Using the material below, copy every line where "Output" appears.

• [PROVIDED DATA]
◇ ◇ ◇ ◇ ◇ ◇ ◇

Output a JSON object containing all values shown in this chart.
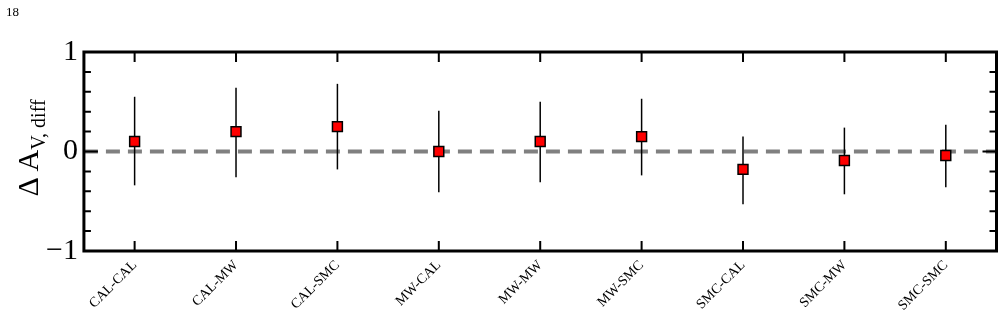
{
  "chart_data": {
    "type": "scatter",
    "categories": [
      "CAL-CAL",
      "CAL-MW",
      "CAL-SMC",
      "MW-CAL",
      "MW-MW",
      "MW-SMC",
      "SMC-CAL",
      "SMC-MW",
      "SMC-SMC"
    ],
    "series": [
      {
        "color": "#ff0000",
        "marker": "square",
        "values": [
          0.1,
          0.2,
          0.25,
          0.0,
          0.1,
          0.15,
          -0.18,
          -0.09,
          -0.04
        ],
        "errors": [
          [
            -0.34,
            0.55
          ],
          [
            -0.26,
            0.64
          ],
          [
            -0.18,
            0.68
          ],
          [
            -0.41,
            0.41
          ],
          [
            -0.31,
            0.5
          ],
          [
            -0.24,
            0.53
          ],
          [
            -0.53,
            0.15
          ],
          [
            -0.43,
            0.24
          ],
          [
            -0.36,
            0.27
          ]
        ]
      }
    ],
    "ylabel": "Δ A$_{V, diff}$",
    "ylim": [
      -1,
      1
    ],
    "yticks": [
      {
        "value": -1,
        "label": "−1"
      },
      {
        "value": -0.8,
        "label": null
      },
      {
        "value": -0.6,
        "label": null
      },
      {
        "value": -0.4,
        "label": null
      },
      {
        "value": -0.2,
        "label": null
      },
      0,
      {
        "value": 0.2,
        "label": null
      },
      {
        "value": 0.4,
        "label": null
      },
      {
        "value": 0.6,
        "label": null
      },
      {
        "value": 0.8,
        "label": null
      },
      1
    ],
    "ref_lines": [
      {
        "axis": "y",
        "value": 0,
        "label": null,
        "color": "#808080",
        "line_style": "dashed"
      }
    ],
    "annotations": [
      "18"
    ],
    "grid": false,
    "legend": false
  }
}
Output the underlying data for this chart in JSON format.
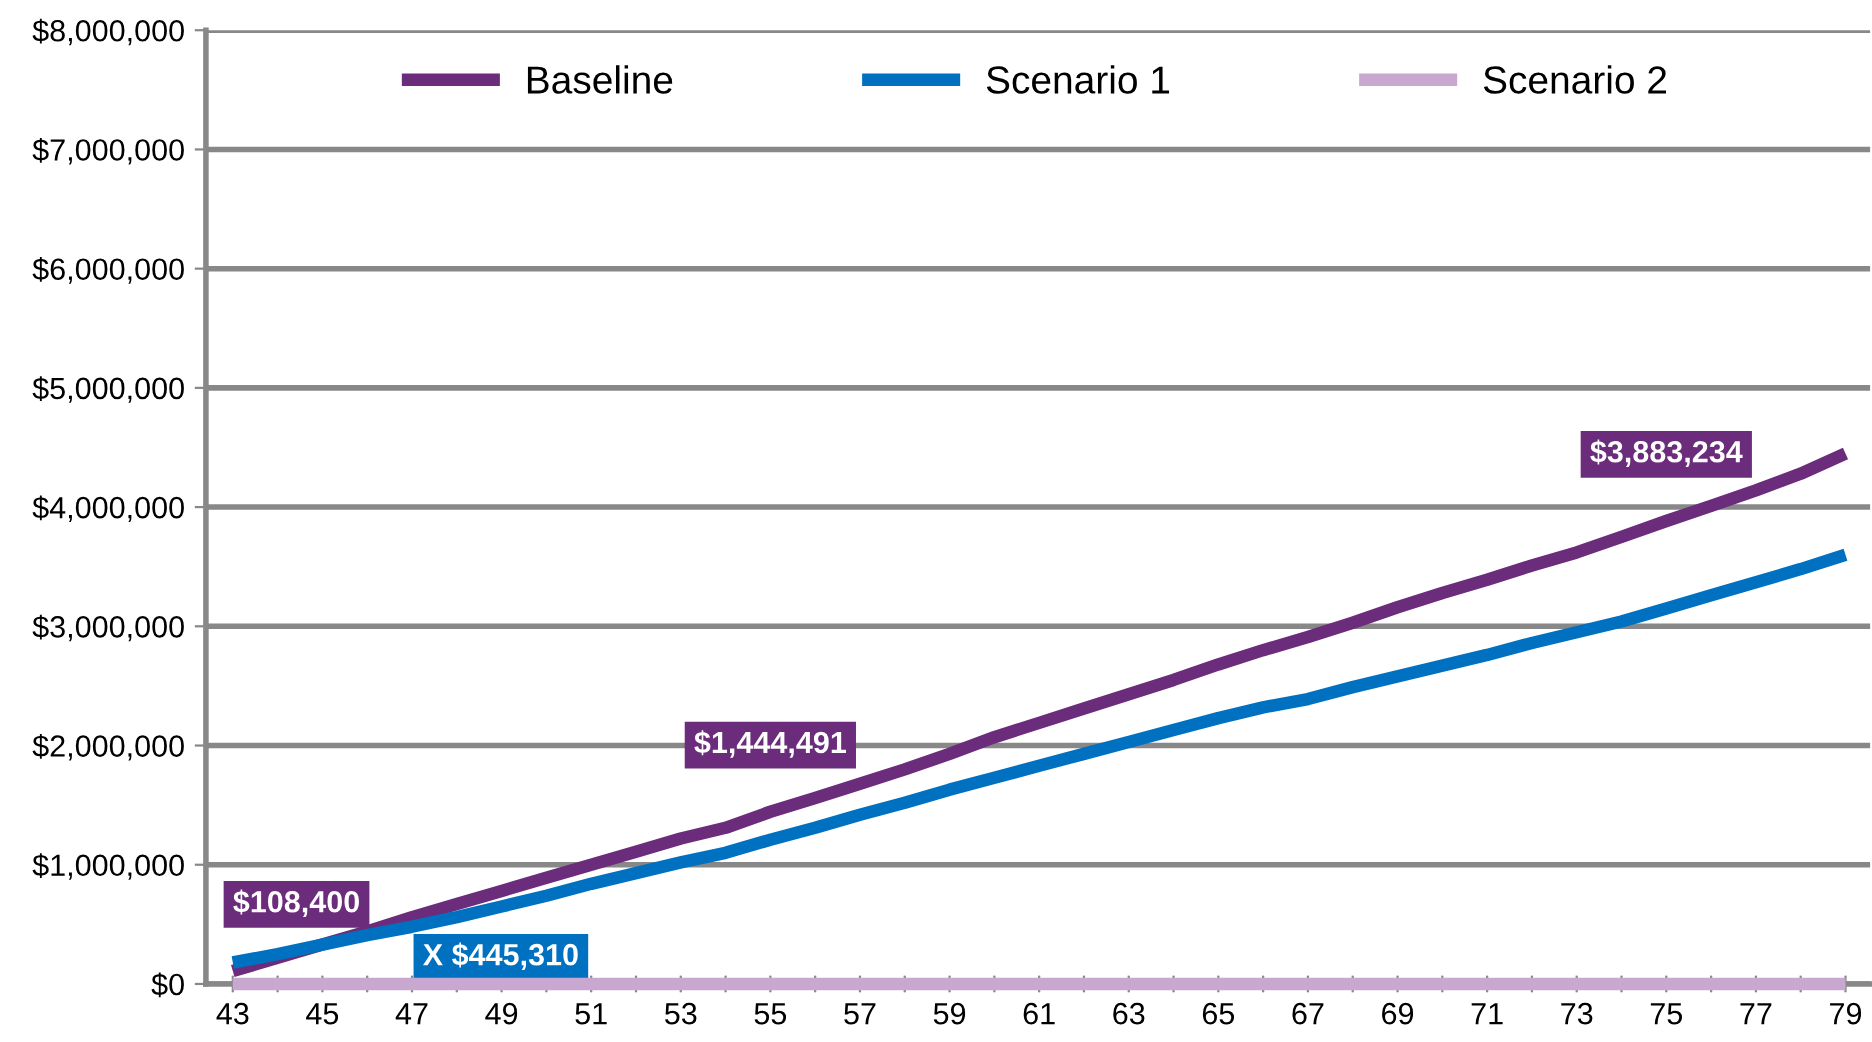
{
  "chart_data": {
    "type": "line",
    "categories": [
      "43",
      null,
      "45",
      null,
      "47",
      null,
      "49",
      null,
      "51",
      null,
      "53",
      null,
      "55",
      null,
      "57",
      null,
      "59",
      null,
      "61",
      null,
      "63",
      null,
      "65",
      null,
      "67",
      null,
      "69",
      null,
      "71",
      null,
      "73",
      null,
      "75",
      null,
      "77",
      null,
      "79"
    ],
    "series": [
      {
        "name": "Baseline",
        "color": "#6b2c7b",
        "values": [
          108400,
          220000,
          330000,
          440000,
          560000,
          670000,
          780000,
          890000,
          1000000,
          1110000,
          1220000,
          1310000,
          1444491,
          1560000,
          1680000,
          1800000,
          1930000,
          2070000,
          2190000,
          2310000,
          2430000,
          2550000,
          2680000,
          2800000,
          2910000,
          3030000,
          3160000,
          3280000,
          3390000,
          3510000,
          3620000,
          3750000,
          3883234,
          4010000,
          4140000,
          4280000,
          4450000
        ]
      },
      {
        "name": "Scenario 1",
        "color": "#0070c0",
        "values": [
          180000,
          250000,
          330000,
          410000,
          480000,
          560000,
          650000,
          740000,
          840000,
          930000,
          1020000,
          1100000,
          1210000,
          1310000,
          1420000,
          1520000,
          1630000,
          1730000,
          1830000,
          1930000,
          2030000,
          2130000,
          2230000,
          2320000,
          2390000,
          2490000,
          2580000,
          2670000,
          2760000,
          2860000,
          2950000,
          3040000,
          3150000,
          3260000,
          3370000,
          3480000,
          3600000
        ]
      },
      {
        "name": "Scenario 2",
        "color": "#c8a8d0",
        "values": [
          0,
          0,
          0,
          0,
          0,
          0,
          0,
          0,
          0,
          0,
          0,
          0,
          0,
          0,
          0,
          0,
          0,
          0,
          0,
          0,
          0,
          0,
          0,
          0,
          0,
          0,
          0,
          0,
          0,
          0,
          0,
          0,
          0,
          0,
          0,
          0,
          0
        ]
      }
    ],
    "annotations": [
      {
        "text": "$108,400",
        "x": "43",
        "y": 108400
      },
      {
        "text": "X $445,310",
        "x": "47",
        "y": 480000
      },
      {
        "text": "$1,444,491",
        "x": "55",
        "y": 1444491
      },
      {
        "text": "$3,883,234",
        "x": "75",
        "y": 3883234
      }
    ],
    "ylim": [
      0,
      8000000
    ],
    "yticks": [
      {
        "value": 0,
        "label": "$0"
      },
      {
        "value": 1000000,
        "label": "$1,000,000"
      },
      {
        "value": 2000000,
        "label": "$2,000,000"
      },
      {
        "value": 3000000,
        "label": "$3,000,000"
      },
      {
        "value": 4000000,
        "label": "$4,000,000"
      },
      {
        "value": 5000000,
        "label": "$5,000,000"
      },
      {
        "value": 6000000,
        "label": "$6,000,000"
      },
      {
        "value": 7000000,
        "label": "$7,000,000"
      },
      {
        "value": 8000000,
        "label": "$8,000,000"
      }
    ],
    "grid": "y",
    "legend": "top",
    "marker": "none",
    "line_style": "solid"
  }
}
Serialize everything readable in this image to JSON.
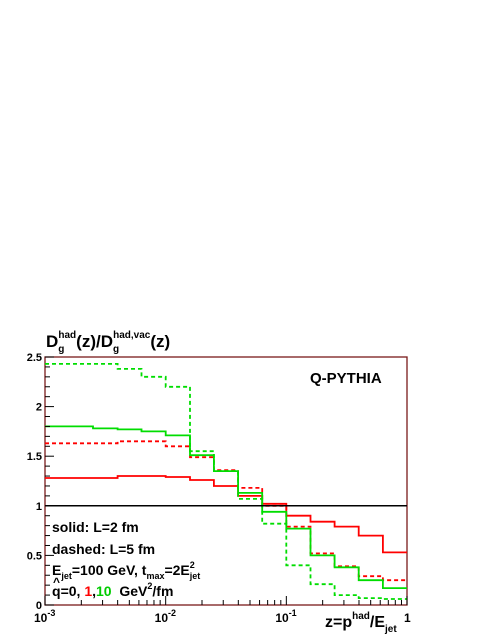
{
  "chart_data": {
    "type": "line",
    "step": true,
    "x_scale": "log",
    "xlim": [
      0.001,
      1
    ],
    "ylim": [
      0,
      2.5
    ],
    "grid": false,
    "title": "",
    "ylabel": {
      "base": "D",
      "sub1": "g",
      "sup1": "had",
      "mid": "(z)/D",
      "sub2": "g",
      "sup2": "had,vac",
      "tail": "(z)"
    },
    "xlabel": {
      "base": "z=p",
      "sup": "had",
      "mid": "/E",
      "sub": "jet"
    },
    "x_ticks": [
      {
        "value": 0.001,
        "base": "10",
        "exp": "-3"
      },
      {
        "value": 0.01,
        "base": "10",
        "exp": "-2"
      },
      {
        "value": 0.1,
        "base": "10",
        "exp": "-1"
      },
      {
        "value": 1,
        "base": "1",
        "exp": ""
      }
    ],
    "y_ticks": [
      "0",
      "0.5",
      "1",
      "1.5",
      "2",
      "2.5"
    ],
    "reference_line": 1,
    "bin_edges": [
      0.001,
      0.0025,
      0.004,
      0.0063,
      0.01,
      0.0159,
      0.0251,
      0.0398,
      0.0631,
      0.1,
      0.1585,
      0.2512,
      0.3981,
      0.631,
      1.0
    ],
    "series": [
      {
        "color": "#ff0000",
        "dash": "solid",
        "values": [
          1.28,
          1.28,
          1.3,
          1.3,
          1.29,
          1.26,
          1.2,
          1.1,
          1.02,
          0.9,
          0.84,
          0.79,
          0.7,
          0.53
        ]
      },
      {
        "color": "#ff0000",
        "dash": "dashed",
        "values": [
          1.63,
          1.63,
          1.65,
          1.65,
          1.6,
          1.49,
          1.36,
          1.18,
          1.0,
          0.79,
          0.52,
          0.39,
          0.29,
          0.25
        ]
      },
      {
        "color": "#00dd00",
        "dash": "solid",
        "values": [
          1.8,
          1.78,
          1.77,
          1.75,
          1.71,
          1.51,
          1.35,
          1.13,
          0.94,
          0.77,
          0.5,
          0.38,
          0.25,
          0.17
        ]
      },
      {
        "color": "#00dd00",
        "dash": "dashed",
        "values": [
          2.43,
          2.43,
          2.38,
          2.3,
          2.2,
          1.55,
          1.35,
          1.07,
          0.82,
          0.4,
          0.21,
          0.1,
          0.07,
          0.06
        ]
      }
    ],
    "annotations": {
      "generator": "Q-PYTHIA",
      "solid_label": "solid: L=2 fm",
      "dashed_label": "dashed: L=5 fm",
      "energy": {
        "prefix": "E",
        "prefix_sub": "jet",
        "text1": "=100 GeV, t",
        "t_sub": "max",
        "text2": "=2E",
        "e2_sup": "2",
        "e2_sub": "jet"
      },
      "qhat": {
        "symbol": "q",
        "eq0": "=0, ",
        "v1": "1",
        "comma": ",",
        "v2": "10",
        "unit": "  GeV",
        "unit_sup": "2",
        "unit_tail": "/fm",
        "color_v1": "#ff0000",
        "color_v2": "#00cc00"
      }
    }
  }
}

◇ ◇ ◇ ◇ ◇ ◇ ◇

• [RESPONSE TO THIS TASK]
Output a JSON object containing all values shown in this chart.
Output the underlying data for this chart in JSON format.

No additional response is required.